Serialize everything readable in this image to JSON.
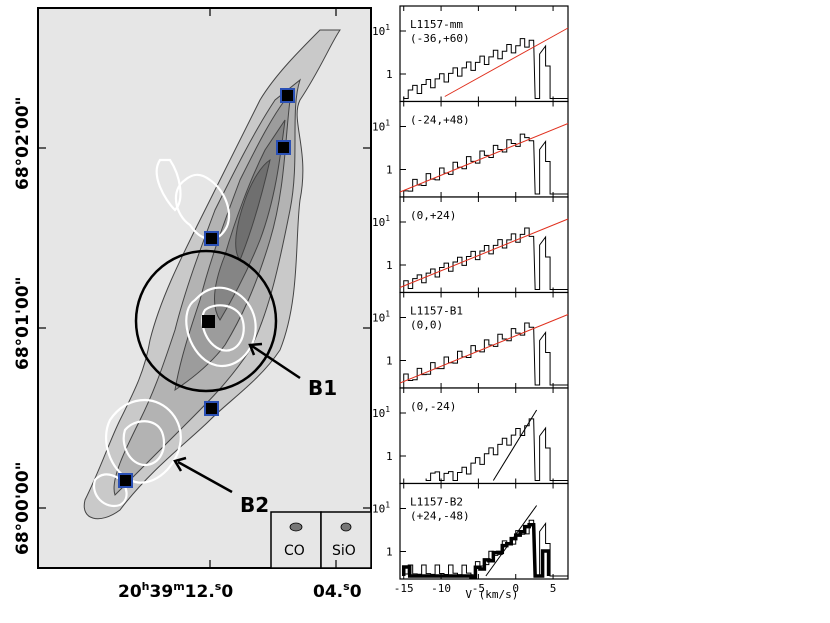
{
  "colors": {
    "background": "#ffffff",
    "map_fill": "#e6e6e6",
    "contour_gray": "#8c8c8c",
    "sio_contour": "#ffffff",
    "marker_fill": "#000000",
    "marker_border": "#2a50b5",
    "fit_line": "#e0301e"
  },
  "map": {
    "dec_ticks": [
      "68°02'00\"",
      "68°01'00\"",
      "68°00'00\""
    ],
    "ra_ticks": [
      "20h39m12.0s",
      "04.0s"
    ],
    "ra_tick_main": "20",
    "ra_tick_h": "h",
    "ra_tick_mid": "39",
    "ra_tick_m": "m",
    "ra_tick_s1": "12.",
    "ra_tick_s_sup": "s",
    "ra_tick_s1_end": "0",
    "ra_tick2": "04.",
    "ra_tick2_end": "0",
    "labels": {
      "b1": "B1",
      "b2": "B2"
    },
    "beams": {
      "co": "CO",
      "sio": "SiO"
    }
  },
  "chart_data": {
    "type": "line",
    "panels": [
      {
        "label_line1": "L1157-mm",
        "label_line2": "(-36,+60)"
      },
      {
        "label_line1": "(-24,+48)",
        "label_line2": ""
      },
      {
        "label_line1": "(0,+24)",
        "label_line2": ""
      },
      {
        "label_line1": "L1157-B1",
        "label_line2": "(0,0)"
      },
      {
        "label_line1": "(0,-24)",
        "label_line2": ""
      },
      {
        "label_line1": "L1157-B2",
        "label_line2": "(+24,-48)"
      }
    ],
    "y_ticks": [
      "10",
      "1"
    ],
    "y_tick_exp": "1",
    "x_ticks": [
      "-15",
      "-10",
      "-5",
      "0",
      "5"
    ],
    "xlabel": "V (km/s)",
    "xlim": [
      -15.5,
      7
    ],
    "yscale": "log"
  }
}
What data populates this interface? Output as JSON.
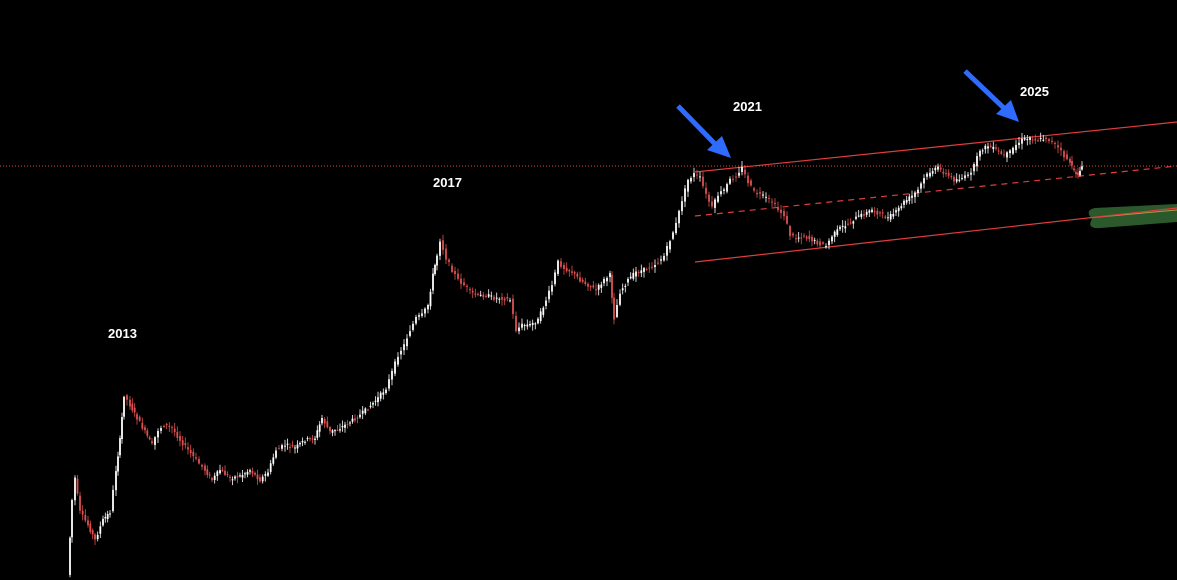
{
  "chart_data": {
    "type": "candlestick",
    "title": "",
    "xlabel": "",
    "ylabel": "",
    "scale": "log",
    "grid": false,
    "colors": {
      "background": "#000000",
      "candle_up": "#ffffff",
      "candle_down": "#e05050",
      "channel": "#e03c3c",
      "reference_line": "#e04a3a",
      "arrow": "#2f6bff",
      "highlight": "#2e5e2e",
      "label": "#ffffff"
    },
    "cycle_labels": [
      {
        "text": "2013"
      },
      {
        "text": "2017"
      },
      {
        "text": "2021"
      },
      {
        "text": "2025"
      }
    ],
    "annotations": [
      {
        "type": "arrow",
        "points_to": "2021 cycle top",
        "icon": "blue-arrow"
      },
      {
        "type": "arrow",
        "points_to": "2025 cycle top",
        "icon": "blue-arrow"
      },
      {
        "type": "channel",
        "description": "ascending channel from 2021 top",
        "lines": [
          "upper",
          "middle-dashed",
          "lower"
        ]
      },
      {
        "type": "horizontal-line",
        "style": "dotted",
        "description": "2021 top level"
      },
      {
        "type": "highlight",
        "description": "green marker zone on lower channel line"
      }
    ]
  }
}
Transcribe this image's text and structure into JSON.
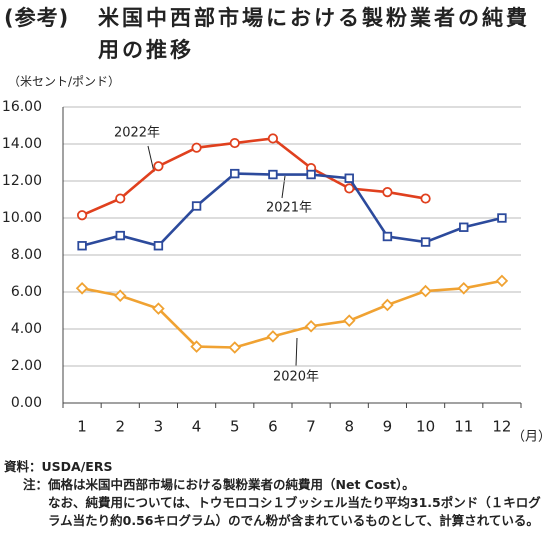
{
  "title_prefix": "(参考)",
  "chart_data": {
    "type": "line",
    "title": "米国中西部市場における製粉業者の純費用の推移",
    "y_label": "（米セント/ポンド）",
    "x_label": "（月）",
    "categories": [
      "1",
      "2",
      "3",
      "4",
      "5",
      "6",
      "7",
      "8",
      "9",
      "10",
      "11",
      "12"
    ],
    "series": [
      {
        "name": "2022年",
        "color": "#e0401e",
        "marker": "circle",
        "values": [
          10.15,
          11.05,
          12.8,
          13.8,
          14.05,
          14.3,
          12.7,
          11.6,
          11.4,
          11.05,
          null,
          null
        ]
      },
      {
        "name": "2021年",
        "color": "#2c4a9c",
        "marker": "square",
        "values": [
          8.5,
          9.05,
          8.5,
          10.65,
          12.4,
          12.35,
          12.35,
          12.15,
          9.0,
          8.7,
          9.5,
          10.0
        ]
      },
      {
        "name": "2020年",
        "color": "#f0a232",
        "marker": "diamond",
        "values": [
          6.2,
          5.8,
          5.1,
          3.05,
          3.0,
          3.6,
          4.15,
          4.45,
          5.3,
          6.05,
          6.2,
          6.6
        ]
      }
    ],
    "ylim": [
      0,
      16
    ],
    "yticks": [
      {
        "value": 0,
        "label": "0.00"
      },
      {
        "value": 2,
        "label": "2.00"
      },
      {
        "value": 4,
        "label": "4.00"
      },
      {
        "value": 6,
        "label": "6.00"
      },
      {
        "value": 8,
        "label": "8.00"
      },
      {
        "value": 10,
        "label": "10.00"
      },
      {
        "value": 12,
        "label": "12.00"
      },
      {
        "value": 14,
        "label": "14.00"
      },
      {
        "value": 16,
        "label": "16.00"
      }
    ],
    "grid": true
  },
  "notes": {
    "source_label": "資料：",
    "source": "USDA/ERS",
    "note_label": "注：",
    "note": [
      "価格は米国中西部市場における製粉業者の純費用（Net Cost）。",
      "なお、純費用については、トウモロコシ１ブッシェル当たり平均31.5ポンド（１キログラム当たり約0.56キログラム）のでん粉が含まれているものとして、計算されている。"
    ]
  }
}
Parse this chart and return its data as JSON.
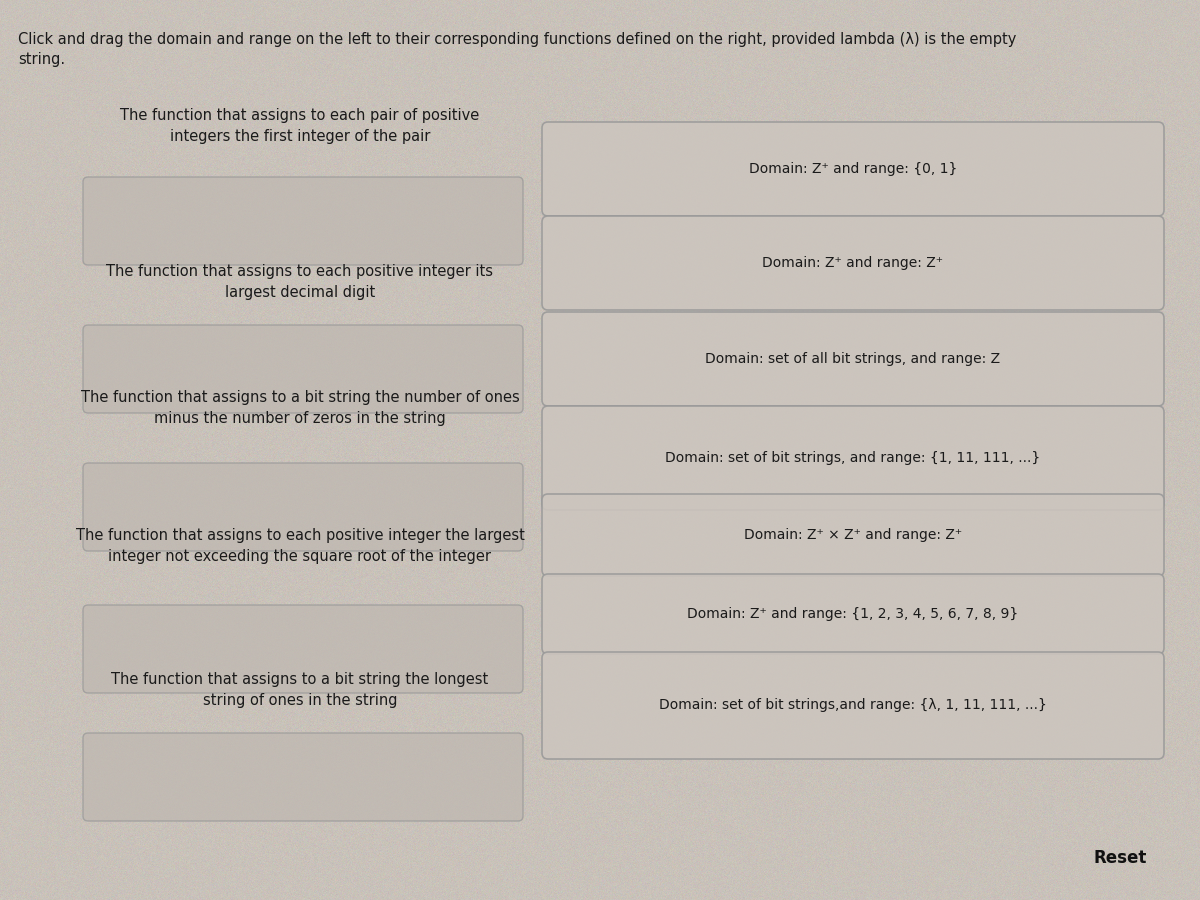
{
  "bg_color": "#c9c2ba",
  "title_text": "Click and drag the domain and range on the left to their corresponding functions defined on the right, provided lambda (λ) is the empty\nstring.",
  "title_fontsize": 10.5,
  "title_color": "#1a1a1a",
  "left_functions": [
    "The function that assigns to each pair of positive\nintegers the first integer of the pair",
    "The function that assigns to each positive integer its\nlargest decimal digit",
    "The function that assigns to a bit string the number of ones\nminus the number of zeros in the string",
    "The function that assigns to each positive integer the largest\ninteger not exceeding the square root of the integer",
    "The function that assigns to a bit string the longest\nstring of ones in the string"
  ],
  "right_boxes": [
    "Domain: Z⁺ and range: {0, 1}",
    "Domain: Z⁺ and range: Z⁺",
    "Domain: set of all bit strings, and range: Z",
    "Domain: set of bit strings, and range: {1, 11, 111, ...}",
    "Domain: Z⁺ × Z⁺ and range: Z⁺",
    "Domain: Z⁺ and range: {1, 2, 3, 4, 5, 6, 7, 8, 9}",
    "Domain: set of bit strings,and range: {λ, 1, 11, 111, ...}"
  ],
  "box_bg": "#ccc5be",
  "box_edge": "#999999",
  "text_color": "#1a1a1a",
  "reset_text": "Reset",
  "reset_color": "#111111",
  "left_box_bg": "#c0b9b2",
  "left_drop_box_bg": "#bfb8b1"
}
■ ■ ■ ■ ■ ■ ■
• _WRITTEN INSTRUCTION_:
Return the material word for word. Pictures are not part of the copy.

• _TASK ANSWER_:
Serialize everything readable in this image to JSON.
{
  "colors": {
    "background": "#ffffff",
    "map_fill": "#e6e6e6",
    "contour_gray": "#8c8c8c",
    "sio_contour": "#ffffff",
    "marker_fill": "#000000",
    "marker_border": "#2a50b5",
    "fit_line": "#e0301e"
  },
  "map": {
    "dec_ticks": [
      "68°02'00\"",
      "68°01'00\"",
      "68°00'00\""
    ],
    "ra_ticks": [
      "20h39m12.0s",
      "04.0s"
    ],
    "ra_tick_main": "20",
    "ra_tick_h": "h",
    "ra_tick_mid": "39",
    "ra_tick_m": "m",
    "ra_tick_s1": "12.",
    "ra_tick_s_sup": "s",
    "ra_tick_s1_end": "0",
    "ra_tick2": "04.",
    "ra_tick2_end": "0",
    "labels": {
      "b1": "B1",
      "b2": "B2"
    },
    "beams": {
      "co": "CO",
      "sio": "SiO"
    }
  },
  "chart_data": {
    "type": "line",
    "panels": [
      {
        "label_line1": "L1157-mm",
        "label_line2": "(-36,+60)"
      },
      {
        "label_line1": "(-24,+48)",
        "label_line2": ""
      },
      {
        "label_line1": "(0,+24)",
        "label_line2": ""
      },
      {
        "label_line1": "L1157-B1",
        "label_line2": "(0,0)"
      },
      {
        "label_line1": "(0,-24)",
        "label_line2": ""
      },
      {
        "label_line1": "L1157-B2",
        "label_line2": "(+24,-48)"
      }
    ],
    "y_ticks": [
      "10",
      "1"
    ],
    "y_tick_exp": "1",
    "x_ticks": [
      "-15",
      "-10",
      "-5",
      "0",
      "5"
    ],
    "xlabel": "V (km/s)",
    "xlim": [
      -15.5,
      7
    ],
    "yscale": "log"
  }
}
What data populates this interface? Output as JSON.
{
  "chart_data": {
    "type": "candlestick",
    "title": "",
    "xlabel": "",
    "ylabel": "",
    "scale": "log",
    "grid": false,
    "colors": {
      "background": "#000000",
      "candle_up": "#ffffff",
      "candle_down": "#e05050",
      "channel": "#e03c3c",
      "reference_line": "#e04a3a",
      "arrow": "#2f6bff",
      "highlight": "#2e5e2e",
      "label": "#ffffff"
    },
    "cycle_labels": [
      {
        "text": "2013"
      },
      {
        "text": "2017"
      },
      {
        "text": "2021"
      },
      {
        "text": "2025"
      }
    ],
    "annotations": [
      {
        "type": "arrow",
        "points_to": "2021 cycle top",
        "icon": "blue-arrow"
      },
      {
        "type": "arrow",
        "points_to": "2025 cycle top",
        "icon": "blue-arrow"
      },
      {
        "type": "channel",
        "description": "ascending channel from 2021 top",
        "lines": [
          "upper",
          "middle-dashed",
          "lower"
        ]
      },
      {
        "type": "horizontal-line",
        "style": "dotted",
        "description": "2021 top level"
      },
      {
        "type": "highlight",
        "description": "green marker zone on lower channel line"
      }
    ]
  }
}
Transcribe this image's text and structure into JSON.
{
  "title_prefix": "(参考)",
  "chart_data": {
    "type": "line",
    "title": "米国中西部市場における製粉業者の純費用の推移",
    "y_label": "（米セント/ポンド）",
    "x_label": "（月）",
    "categories": [
      "1",
      "2",
      "3",
      "4",
      "5",
      "6",
      "7",
      "8",
      "9",
      "10",
      "11",
      "12"
    ],
    "series": [
      {
        "name": "2022年",
        "color": "#e0401e",
        "marker": "circle",
        "values": [
          10.15,
          11.05,
          12.8,
          13.8,
          14.05,
          14.3,
          12.7,
          11.6,
          11.4,
          11.05,
          null,
          null
        ]
      },
      {
        "name": "2021年",
        "color": "#2c4a9c",
        "marker": "square",
        "values": [
          8.5,
          9.05,
          8.5,
          10.65,
          12.4,
          12.35,
          12.35,
          12.15,
          9.0,
          8.7,
          9.5,
          10.0
        ]
      },
      {
        "name": "2020年",
        "color": "#f0a232",
        "marker": "diamond",
        "values": [
          6.2,
          5.8,
          5.1,
          3.05,
          3.0,
          3.6,
          4.15,
          4.45,
          5.3,
          6.05,
          6.2,
          6.6
        ]
      }
    ],
    "ylim": [
      0,
      16
    ],
    "yticks": [
      {
        "value": 0,
        "label": "0.00"
      },
      {
        "value": 2,
        "label": "2.00"
      },
      {
        "value": 4,
        "label": "4.00"
      },
      {
        "value": 6,
        "label": "6.00"
      },
      {
        "value": 8,
        "label": "8.00"
      },
      {
        "value": 10,
        "label": "10.00"
      },
      {
        "value": 12,
        "label": "12.00"
      },
      {
        "value": 14,
        "label": "14.00"
      },
      {
        "value": 16,
        "label": "16.00"
      }
    ],
    "grid": true
  },
  "notes": {
    "source_label": "資料：",
    "source": "USDA/ERS",
    "note_label": "注：",
    "note": [
      "価格は米国中西部市場における製粉業者の純費用（Net Cost）。",
      "なお、純費用については、トウモロコシ１ブッシェル当たり平均31.5ポンド（１キログラム当たり約0.56キログラム）のでん粉が含まれているものとして、計算されている。"
    ]
  }
}
Parse this chart and return its data as JSON.
{
  "bg_color": "#c9c2ba",
  "title_text": "Click and drag the domain and range on the left to their corresponding functions defined on the right, provided lambda (λ) is the empty\nstring.",
  "title_fontsize": 10.5,
  "title_color": "#1a1a1a",
  "left_functions": [
    "The function that assigns to each pair of positive\nintegers the first integer of the pair",
    "The function that assigns to each positive integer its\nlargest decimal digit",
    "The function that assigns to a bit string the number of ones\nminus the number of zeros in the string",
    "The function that assigns to each positive integer the largest\ninteger not exceeding the square root of the integer",
    "The function that assigns to a bit string the longest\nstring of ones in the string"
  ],
  "right_boxes": [
    "Domain: Z⁺ and range: {0, 1}",
    "Domain: Z⁺ and range: Z⁺",
    "Domain: set of all bit strings, and range: Z",
    "Domain: set of bit strings, and range: {1, 11, 111, ...}",
    "Domain: Z⁺ × Z⁺ and range: Z⁺",
    "Domain: Z⁺ and range: {1, 2, 3, 4, 5, 6, 7, 8, 9}",
    "Domain: set of bit strings,and range: {λ, 1, 11, 111, ...}"
  ],
  "box_bg": "#ccc5be",
  "box_edge": "#999999",
  "text_color": "#1a1a1a",
  "reset_text": "Reset",
  "reset_color": "#111111",
  "left_box_bg": "#c0b9b2",
  "left_drop_box_bg": "#bfb8b1"
}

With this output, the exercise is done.